* Start Data rows *
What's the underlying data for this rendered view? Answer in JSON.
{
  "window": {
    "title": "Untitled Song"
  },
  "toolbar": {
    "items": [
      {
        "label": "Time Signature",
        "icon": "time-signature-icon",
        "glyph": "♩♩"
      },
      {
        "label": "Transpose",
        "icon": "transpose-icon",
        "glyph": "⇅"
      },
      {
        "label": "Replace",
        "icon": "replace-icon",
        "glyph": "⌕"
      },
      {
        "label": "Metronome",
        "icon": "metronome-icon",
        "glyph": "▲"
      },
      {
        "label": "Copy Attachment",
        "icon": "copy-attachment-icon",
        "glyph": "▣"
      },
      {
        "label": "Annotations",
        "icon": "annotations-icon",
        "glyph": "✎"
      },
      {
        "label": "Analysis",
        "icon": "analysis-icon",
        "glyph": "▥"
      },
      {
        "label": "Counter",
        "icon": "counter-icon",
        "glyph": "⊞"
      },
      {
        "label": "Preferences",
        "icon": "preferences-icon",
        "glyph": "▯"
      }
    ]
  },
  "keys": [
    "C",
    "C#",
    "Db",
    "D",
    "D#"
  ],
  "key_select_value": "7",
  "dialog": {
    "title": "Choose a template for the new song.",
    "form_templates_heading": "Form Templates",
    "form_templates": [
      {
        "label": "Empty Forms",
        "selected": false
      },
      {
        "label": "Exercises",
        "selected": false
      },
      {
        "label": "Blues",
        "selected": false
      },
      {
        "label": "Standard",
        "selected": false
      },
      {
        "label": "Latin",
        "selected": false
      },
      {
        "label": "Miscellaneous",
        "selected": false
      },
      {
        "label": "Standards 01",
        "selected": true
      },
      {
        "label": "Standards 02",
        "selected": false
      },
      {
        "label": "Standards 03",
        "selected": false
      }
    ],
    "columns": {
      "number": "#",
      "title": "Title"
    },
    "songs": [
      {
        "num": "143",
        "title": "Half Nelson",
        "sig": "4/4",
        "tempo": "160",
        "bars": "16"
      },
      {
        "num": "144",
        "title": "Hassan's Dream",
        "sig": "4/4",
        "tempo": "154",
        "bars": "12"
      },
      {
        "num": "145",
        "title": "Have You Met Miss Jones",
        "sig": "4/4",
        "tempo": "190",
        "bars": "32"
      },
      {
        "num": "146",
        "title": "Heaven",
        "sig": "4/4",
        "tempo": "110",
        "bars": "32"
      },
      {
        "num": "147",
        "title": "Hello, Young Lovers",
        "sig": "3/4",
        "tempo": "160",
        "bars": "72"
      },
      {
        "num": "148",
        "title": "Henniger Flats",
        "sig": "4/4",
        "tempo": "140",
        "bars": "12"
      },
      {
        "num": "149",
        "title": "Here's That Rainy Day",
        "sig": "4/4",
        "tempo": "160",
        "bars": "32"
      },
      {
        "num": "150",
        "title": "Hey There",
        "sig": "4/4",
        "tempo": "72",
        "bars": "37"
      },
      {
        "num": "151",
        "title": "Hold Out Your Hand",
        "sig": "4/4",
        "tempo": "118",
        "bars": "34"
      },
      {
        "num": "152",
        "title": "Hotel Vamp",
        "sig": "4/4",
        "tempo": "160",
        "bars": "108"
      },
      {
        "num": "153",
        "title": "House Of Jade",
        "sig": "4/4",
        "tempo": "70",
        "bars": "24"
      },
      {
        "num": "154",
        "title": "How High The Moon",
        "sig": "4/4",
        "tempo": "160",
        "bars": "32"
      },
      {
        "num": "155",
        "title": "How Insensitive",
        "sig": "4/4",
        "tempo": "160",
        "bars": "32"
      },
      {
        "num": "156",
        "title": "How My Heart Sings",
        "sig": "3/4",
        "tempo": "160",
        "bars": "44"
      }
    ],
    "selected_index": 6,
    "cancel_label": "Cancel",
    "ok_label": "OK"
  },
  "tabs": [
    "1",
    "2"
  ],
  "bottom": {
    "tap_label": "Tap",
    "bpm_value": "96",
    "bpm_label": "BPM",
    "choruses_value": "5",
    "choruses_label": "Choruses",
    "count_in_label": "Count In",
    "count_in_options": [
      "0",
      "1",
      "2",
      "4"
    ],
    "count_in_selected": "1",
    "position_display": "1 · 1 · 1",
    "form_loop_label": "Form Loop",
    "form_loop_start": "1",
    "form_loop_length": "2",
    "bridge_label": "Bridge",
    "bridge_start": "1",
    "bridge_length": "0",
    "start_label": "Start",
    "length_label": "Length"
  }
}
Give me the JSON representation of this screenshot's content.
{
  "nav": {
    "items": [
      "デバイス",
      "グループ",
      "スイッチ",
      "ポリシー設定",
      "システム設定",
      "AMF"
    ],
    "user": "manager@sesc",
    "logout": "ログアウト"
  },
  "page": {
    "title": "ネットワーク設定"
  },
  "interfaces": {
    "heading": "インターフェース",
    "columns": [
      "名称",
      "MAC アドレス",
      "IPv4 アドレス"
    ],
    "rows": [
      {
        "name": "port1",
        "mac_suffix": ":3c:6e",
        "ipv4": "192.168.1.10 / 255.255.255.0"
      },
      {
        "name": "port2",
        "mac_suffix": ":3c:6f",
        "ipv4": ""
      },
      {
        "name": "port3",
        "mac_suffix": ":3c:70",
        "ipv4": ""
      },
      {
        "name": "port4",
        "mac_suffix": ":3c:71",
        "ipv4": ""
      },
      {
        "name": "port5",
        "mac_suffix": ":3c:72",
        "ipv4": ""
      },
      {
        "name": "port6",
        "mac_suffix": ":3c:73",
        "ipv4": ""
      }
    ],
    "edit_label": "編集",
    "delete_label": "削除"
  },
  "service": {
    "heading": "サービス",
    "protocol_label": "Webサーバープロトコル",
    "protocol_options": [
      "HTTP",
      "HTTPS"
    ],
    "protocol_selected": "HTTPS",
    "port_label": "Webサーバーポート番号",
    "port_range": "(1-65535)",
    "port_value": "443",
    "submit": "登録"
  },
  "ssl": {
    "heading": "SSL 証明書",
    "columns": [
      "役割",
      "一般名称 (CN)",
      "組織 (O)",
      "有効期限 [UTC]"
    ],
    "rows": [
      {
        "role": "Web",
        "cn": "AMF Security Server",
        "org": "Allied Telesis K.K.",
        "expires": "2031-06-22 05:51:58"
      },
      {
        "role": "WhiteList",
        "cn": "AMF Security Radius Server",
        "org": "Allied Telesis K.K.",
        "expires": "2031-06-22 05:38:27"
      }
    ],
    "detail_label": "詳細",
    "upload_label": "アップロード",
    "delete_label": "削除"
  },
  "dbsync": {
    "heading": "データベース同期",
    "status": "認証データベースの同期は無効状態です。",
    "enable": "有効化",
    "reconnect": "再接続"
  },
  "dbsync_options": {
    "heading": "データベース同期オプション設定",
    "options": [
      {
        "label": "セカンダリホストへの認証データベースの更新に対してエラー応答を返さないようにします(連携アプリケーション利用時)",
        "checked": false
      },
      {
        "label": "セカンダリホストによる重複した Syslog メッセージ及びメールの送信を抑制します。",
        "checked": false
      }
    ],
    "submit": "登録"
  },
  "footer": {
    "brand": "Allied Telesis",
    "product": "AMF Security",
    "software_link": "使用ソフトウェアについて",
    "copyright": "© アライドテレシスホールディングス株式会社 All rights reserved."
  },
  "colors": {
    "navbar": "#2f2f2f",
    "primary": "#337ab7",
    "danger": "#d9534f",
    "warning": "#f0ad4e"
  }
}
* End Data rows *
● **Stated problem**
Copy all lines from the material that hold "glyph".

● **Solution below**
        "glyph": "♩♩"
        "glyph": "⇅"
        "glyph": "⌕"
        "glyph": "▲"
        "glyph": "▣"
        "glyph": "✎"
        "glyph": "▥"
        "glyph": "⊞"
        "glyph": "▯"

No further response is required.